**Exercise task:**
Copy the lines of the listing verbatim, starting at the line that contains "text-line: 建引领。将党建引 (98, 765, 379, 805)" and ending after the line that contains "footer-banner (235, 1122, 715, 1158)".
#### Records for this task
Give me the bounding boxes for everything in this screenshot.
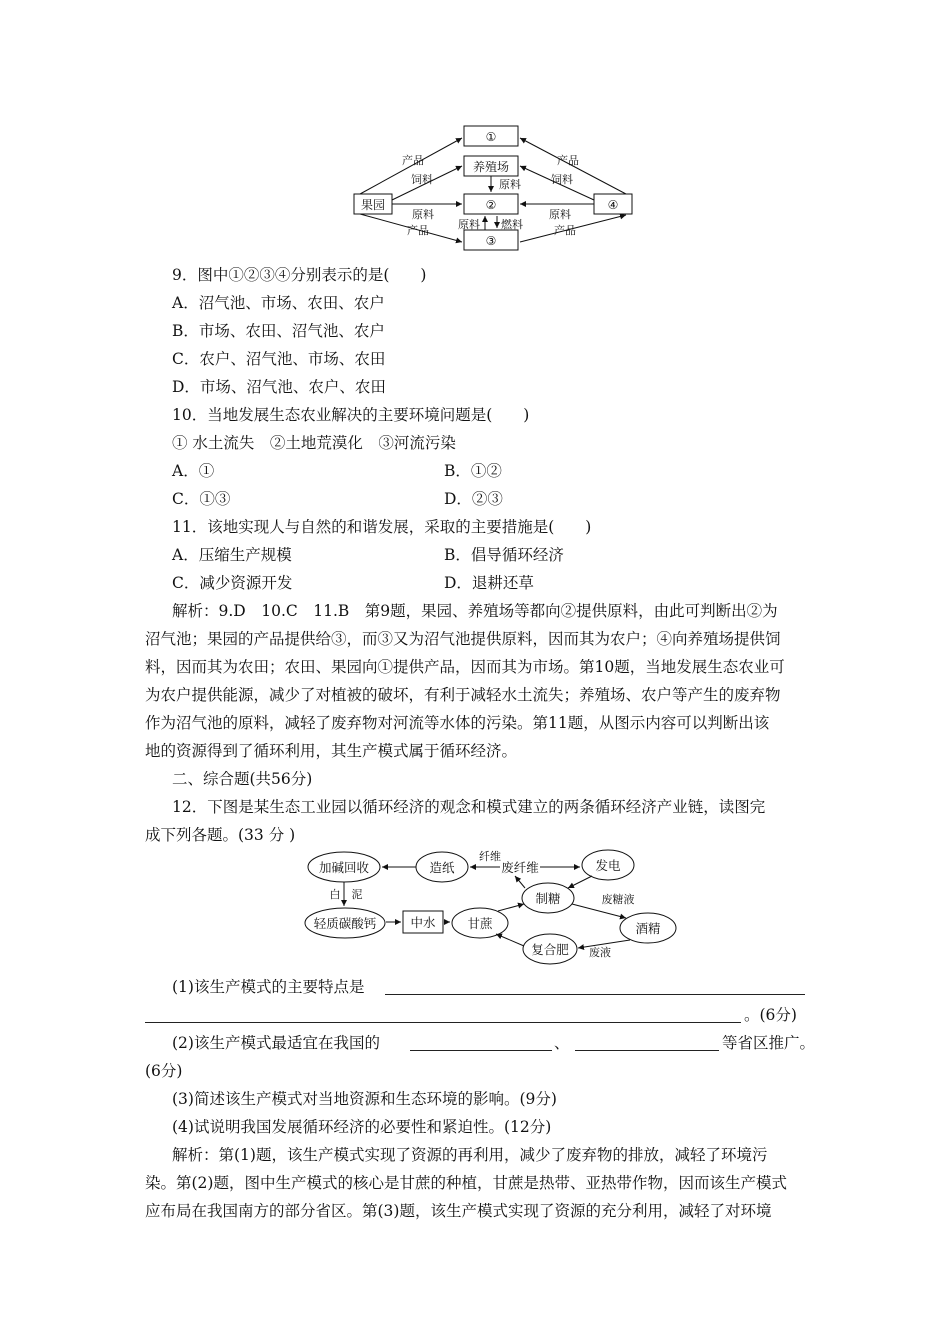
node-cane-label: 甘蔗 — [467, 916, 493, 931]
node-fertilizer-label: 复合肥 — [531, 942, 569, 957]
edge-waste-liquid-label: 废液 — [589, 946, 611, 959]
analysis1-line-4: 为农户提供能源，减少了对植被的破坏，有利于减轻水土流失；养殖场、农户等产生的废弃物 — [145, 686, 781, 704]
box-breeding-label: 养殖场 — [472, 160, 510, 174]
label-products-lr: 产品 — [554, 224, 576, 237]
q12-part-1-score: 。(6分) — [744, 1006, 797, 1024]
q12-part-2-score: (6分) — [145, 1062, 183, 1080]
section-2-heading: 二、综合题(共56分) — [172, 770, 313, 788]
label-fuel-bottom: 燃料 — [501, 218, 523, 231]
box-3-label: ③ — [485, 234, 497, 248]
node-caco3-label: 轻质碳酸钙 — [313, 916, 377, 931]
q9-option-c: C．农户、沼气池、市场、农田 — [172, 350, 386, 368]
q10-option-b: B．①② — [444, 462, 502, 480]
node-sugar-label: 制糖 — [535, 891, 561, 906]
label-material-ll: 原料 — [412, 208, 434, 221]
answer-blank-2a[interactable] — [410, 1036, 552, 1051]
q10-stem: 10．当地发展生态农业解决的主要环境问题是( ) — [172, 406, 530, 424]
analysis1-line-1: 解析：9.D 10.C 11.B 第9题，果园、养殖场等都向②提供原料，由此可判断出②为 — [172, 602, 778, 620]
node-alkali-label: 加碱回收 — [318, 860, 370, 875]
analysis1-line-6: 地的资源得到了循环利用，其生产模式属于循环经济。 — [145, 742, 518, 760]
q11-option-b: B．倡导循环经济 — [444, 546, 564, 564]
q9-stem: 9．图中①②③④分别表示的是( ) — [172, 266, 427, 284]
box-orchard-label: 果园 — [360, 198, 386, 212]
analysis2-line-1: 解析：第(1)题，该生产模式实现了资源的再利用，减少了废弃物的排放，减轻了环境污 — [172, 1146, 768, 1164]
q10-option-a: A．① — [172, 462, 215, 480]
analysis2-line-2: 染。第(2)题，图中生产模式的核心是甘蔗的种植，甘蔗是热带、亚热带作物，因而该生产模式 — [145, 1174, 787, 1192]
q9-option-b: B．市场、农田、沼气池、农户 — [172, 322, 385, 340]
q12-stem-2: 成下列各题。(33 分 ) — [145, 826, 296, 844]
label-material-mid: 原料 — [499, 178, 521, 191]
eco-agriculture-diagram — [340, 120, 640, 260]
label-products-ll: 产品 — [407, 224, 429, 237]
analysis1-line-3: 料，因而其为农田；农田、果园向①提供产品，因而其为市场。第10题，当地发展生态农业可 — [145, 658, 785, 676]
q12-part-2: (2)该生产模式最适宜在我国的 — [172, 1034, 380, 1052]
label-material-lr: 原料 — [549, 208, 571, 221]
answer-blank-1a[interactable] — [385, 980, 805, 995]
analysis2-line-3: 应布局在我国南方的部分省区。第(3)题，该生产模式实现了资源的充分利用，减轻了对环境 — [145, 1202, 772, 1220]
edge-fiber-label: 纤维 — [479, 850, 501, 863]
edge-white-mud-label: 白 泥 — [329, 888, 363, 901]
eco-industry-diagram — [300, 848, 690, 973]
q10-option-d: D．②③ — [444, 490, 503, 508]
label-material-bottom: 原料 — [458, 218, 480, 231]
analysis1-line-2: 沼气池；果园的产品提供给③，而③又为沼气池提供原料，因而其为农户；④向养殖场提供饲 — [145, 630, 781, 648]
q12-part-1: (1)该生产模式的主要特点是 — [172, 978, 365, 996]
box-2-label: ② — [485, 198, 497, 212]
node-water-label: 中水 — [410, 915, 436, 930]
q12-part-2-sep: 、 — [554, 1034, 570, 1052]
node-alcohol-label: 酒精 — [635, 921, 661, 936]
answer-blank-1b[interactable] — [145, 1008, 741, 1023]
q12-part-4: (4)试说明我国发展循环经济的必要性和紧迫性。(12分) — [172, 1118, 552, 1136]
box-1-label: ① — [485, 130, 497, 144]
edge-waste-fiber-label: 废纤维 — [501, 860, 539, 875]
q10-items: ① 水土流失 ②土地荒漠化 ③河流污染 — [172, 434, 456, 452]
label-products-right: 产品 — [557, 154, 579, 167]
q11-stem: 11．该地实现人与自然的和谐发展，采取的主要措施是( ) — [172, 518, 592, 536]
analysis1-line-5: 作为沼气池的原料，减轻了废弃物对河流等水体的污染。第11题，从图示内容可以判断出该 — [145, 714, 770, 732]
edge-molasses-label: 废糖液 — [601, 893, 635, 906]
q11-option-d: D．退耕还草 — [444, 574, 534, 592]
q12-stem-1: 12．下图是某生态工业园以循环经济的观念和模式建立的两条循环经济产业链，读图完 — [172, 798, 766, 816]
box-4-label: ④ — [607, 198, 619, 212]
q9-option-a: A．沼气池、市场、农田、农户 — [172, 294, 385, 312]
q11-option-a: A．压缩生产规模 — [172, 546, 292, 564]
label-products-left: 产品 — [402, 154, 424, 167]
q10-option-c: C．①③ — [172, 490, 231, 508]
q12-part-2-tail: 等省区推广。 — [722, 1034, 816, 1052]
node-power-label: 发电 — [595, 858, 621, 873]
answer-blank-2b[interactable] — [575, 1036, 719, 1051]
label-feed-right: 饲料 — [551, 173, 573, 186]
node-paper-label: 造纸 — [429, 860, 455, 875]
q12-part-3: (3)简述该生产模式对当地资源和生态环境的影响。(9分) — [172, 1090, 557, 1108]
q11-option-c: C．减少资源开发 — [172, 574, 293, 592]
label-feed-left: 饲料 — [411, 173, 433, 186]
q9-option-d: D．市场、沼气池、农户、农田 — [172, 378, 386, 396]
########
#### Records for this task
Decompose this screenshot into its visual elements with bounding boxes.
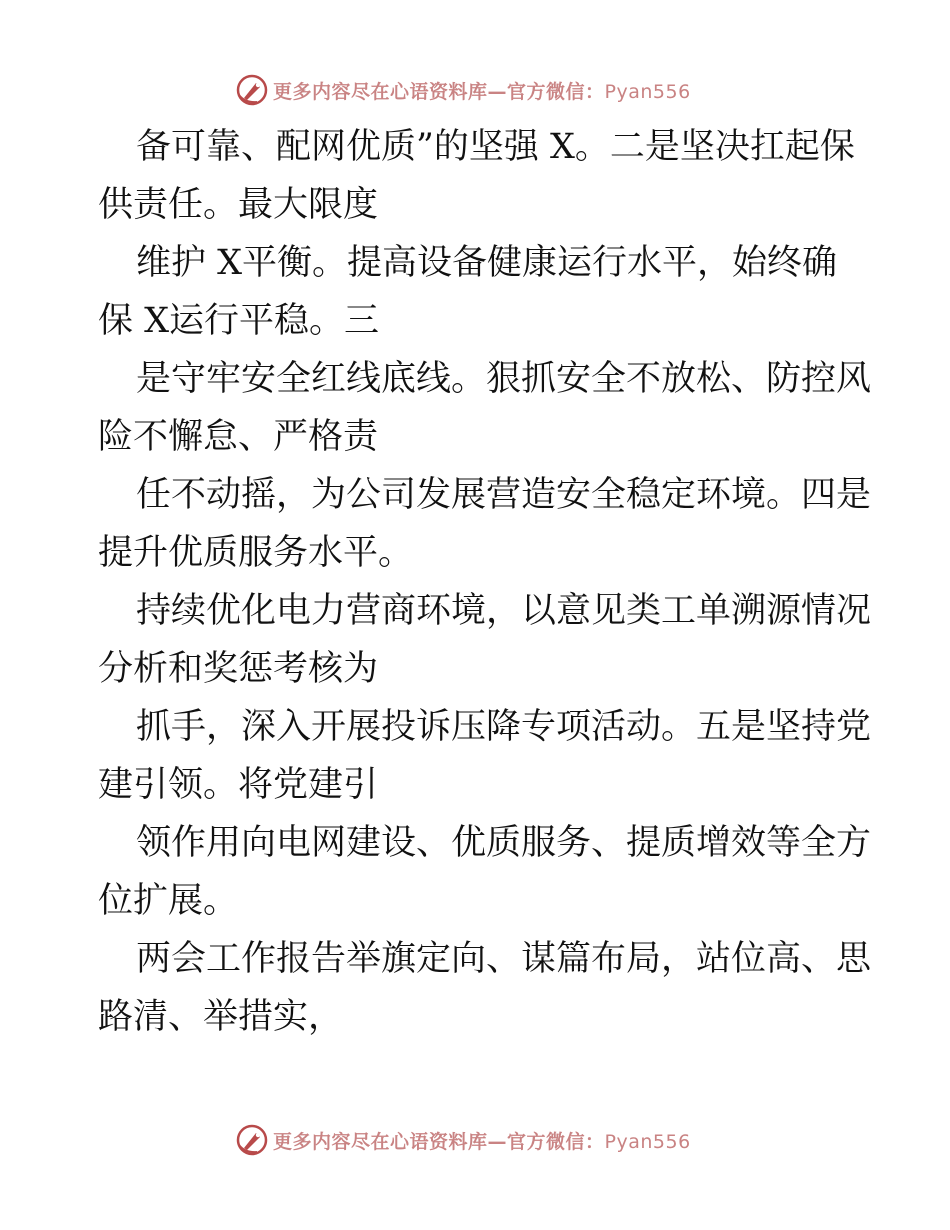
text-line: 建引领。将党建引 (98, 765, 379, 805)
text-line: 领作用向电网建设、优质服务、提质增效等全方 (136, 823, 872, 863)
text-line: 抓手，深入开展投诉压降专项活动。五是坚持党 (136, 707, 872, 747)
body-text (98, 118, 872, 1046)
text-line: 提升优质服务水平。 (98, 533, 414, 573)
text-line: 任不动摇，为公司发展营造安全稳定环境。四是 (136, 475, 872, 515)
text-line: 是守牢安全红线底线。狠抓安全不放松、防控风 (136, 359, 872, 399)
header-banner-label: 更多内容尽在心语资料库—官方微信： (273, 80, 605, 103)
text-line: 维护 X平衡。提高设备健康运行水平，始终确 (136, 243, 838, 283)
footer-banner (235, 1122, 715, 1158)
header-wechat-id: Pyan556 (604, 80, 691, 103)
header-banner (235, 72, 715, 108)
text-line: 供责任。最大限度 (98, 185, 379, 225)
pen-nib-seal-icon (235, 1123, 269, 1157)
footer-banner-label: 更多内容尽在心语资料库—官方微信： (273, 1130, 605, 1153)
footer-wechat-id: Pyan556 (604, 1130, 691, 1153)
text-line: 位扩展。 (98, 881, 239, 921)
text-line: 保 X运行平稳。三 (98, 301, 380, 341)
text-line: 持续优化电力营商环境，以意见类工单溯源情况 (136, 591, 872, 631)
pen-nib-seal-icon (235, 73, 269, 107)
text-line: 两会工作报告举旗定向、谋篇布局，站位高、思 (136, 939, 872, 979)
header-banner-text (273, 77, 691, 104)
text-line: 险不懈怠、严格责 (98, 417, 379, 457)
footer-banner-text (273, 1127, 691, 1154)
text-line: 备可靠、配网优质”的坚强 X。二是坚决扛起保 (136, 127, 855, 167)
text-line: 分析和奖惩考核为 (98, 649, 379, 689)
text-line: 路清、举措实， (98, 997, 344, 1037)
########
**Reply to the exercise:**
text-line: 建引领。将党建引 (98, 765, 379, 805)
text-line: 领作用向电网建设、优质服务、提质增效等全方 (136, 823, 872, 863)
text-line: 抓手，深入开展投诉压降专项活动。五是坚持党 (136, 707, 872, 747)
body-text (98, 118, 872, 1046)
text-line: 提升优质服务水平。 (98, 533, 414, 573)
text-line: 任不动摇，为公司发展营造安全稳定环境。四是 (136, 475, 872, 515)
text-line: 是守牢安全红线底线。狠抓安全不放松、防控风 (136, 359, 872, 399)
header-banner-label: 更多内容尽在心语资料库—官方微信： (273, 80, 605, 103)
text-line: 维护 X平衡。提高设备健康运行水平，始终确 (136, 243, 838, 283)
footer-banner (235, 1122, 715, 1158)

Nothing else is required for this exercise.